#### [TO BE DONE]
In the entries below, switch each "colorbar-swatch" to "legend-swatch" and write out all the lines again with nothing else altered. Leave the pictures out.

#### [DATA]
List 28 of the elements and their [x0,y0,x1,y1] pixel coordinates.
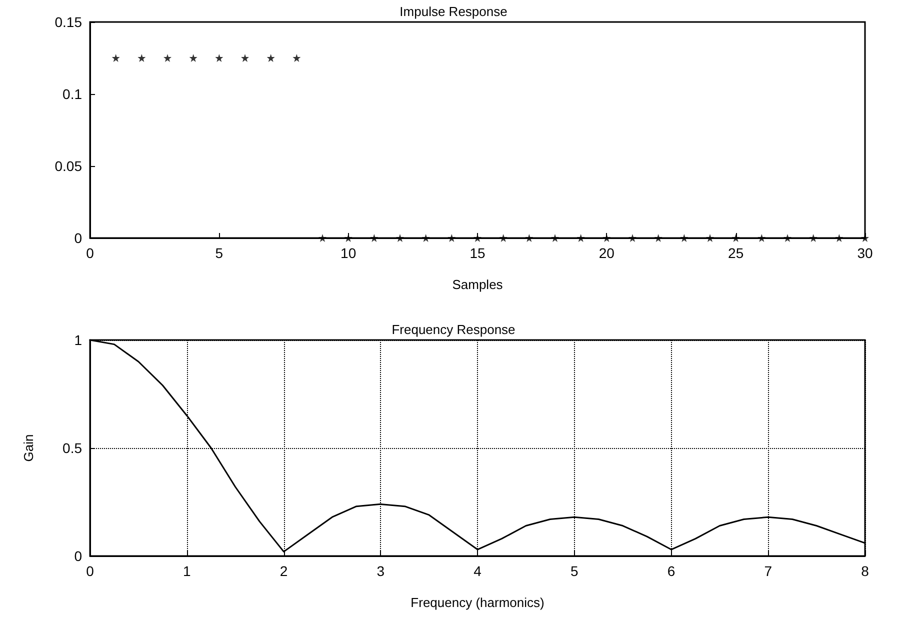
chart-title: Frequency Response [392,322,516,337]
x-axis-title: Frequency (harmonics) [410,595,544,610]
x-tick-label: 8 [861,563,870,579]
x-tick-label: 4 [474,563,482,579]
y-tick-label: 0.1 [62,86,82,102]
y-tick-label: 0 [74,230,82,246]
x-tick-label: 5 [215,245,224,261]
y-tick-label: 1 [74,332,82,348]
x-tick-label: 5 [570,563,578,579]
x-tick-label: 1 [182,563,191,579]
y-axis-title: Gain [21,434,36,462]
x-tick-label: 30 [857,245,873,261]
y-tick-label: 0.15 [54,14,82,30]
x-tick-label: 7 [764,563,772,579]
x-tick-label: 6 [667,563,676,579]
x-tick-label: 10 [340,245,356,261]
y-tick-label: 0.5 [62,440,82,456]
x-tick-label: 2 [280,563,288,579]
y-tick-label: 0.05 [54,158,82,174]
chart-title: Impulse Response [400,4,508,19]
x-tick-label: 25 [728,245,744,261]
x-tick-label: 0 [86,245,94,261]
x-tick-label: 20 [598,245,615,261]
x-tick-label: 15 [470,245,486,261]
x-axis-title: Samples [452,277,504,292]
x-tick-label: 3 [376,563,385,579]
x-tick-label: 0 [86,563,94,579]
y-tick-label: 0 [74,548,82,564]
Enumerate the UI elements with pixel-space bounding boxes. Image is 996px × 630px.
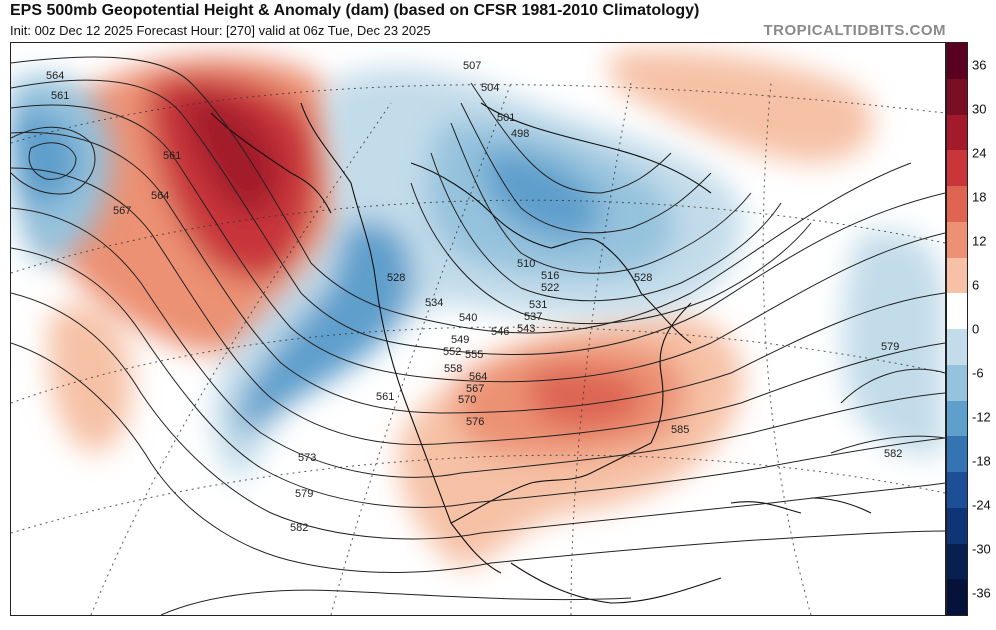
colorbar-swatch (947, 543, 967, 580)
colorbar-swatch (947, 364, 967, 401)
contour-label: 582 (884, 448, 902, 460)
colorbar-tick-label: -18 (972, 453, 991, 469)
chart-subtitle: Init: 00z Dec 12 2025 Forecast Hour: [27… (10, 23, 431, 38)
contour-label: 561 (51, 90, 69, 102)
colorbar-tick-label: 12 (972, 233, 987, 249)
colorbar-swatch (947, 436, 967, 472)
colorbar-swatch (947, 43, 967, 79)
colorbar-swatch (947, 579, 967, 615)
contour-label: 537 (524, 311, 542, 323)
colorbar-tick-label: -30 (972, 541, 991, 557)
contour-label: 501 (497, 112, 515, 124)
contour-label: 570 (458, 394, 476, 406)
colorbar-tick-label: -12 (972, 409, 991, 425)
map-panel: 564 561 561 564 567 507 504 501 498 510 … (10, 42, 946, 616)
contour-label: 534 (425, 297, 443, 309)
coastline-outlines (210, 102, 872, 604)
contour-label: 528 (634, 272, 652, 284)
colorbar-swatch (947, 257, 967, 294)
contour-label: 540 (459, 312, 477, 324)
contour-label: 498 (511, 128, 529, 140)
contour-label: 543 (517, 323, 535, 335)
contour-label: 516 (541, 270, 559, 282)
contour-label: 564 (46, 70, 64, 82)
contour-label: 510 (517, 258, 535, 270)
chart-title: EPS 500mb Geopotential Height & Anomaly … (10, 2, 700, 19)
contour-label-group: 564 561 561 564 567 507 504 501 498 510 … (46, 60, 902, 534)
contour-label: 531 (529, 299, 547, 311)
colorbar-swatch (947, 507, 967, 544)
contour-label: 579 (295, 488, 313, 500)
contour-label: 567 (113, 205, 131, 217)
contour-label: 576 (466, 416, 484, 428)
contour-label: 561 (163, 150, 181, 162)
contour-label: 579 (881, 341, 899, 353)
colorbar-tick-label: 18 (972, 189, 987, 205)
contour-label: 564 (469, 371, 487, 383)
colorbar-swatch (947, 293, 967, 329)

#### [RESULT BELOW]
List 28 of the elements and their [x0,y0,x1,y1] pixel coordinates.
chart-title: Frequency Response [392,322,516,337]
x-axis-title: Frequency (harmonics) [410,595,544,610]
x-tick-label: 8 [861,563,870,579]
x-tick-label: 4 [474,563,482,579]
y-tick-label: 0.1 [62,86,82,102]
y-tick-label: 0 [74,230,82,246]
x-tick-label: 5 [215,245,224,261]
y-tick-label: 1 [74,332,82,348]
x-tick-label: 5 [570,563,578,579]
x-tick-label: 1 [182,563,191,579]
y-axis-title: Gain [21,434,36,462]
x-tick-label: 30 [857,245,873,261]
y-tick-label: 0.15 [54,14,82,30]
x-tick-label: 7 [764,563,772,579]
x-tick-label: 6 [667,563,676,579]
x-tick-label: 10 [340,245,356,261]
y-tick-label: 0.5 [62,440,82,456]
x-tick-label: 2 [280,563,288,579]
y-tick-label: 0.05 [54,158,82,174]
chart-title: Impulse Response [400,4,508,19]
x-tick-label: 25 [728,245,744,261]
x-tick-label: 0 [86,245,94,261]
x-tick-label: 20 [598,245,615,261]
x-tick-label: 15 [470,245,486,261]
x-axis-title: Samples [452,277,504,292]
x-tick-label: 3 [376,563,385,579]
x-tick-label: 0 [86,563,94,579]
y-tick-label: 0 [74,548,82,564]
Enumerate the UI elements with pixel-space bounding boxes. Image is 996px × 630px.
legend-swatch (947, 543, 967, 580)
legend-swatch (947, 364, 967, 401)
contour-label: 582 (884, 448, 902, 460)
colorbar-tick-label: -18 (972, 453, 991, 469)
chart-subtitle: Init: 00z Dec 12 2025 Forecast Hour: [27… (10, 23, 431, 38)
contour-label: 561 (51, 90, 69, 102)
colorbar-tick-label: 12 (972, 233, 987, 249)
legend-swatch (947, 436, 967, 472)
legend-swatch (947, 43, 967, 79)
legend-swatch (947, 579, 967, 615)
contour-label: 537 (524, 311, 542, 323)
colorbar-tick-label: -30 (972, 541, 991, 557)
contour-label: 501 (497, 112, 515, 124)
contour-label: 570 (458, 394, 476, 406)
colorbar-tick-label: -12 (972, 409, 991, 425)
map-panel: 564 561 561 564 567 507 504 501 498 510 … (10, 42, 946, 616)
contour-label: 534 (425, 297, 443, 309)
coastline-outlines (210, 102, 872, 604)
contour-label: 528 (634, 272, 652, 284)
legend-swatch (947, 257, 967, 294)
contour-label: 540 (459, 312, 477, 324)
contour-label: 498 (511, 128, 529, 140)
contour-label: 543 (517, 323, 535, 335)
contour-label: 516 (541, 270, 559, 282)
contour-label: 564 (46, 70, 64, 82)
contour-label: 510 (517, 258, 535, 270)
chart-title: EPS 500mb Geopotential Height & Anomaly … (10, 2, 700, 19)
contour-label-group: 564 561 561 564 567 507 504 501 498 510 … (46, 60, 902, 534)
contour-label: 531 (529, 299, 547, 311)
legend-swatch (947, 507, 967, 544)
contour-label: 579 (295, 488, 313, 500)
contour-label: 567 (113, 205, 131, 217)
contour-label: 576 (466, 416, 484, 428)
contour-label: 561 (163, 150, 181, 162)
contour-label: 579 (881, 341, 899, 353)
colorbar-tick-label: 18 (972, 189, 987, 205)
contour-label: 564 (469, 371, 487, 383)
legend-swatch (947, 293, 967, 329)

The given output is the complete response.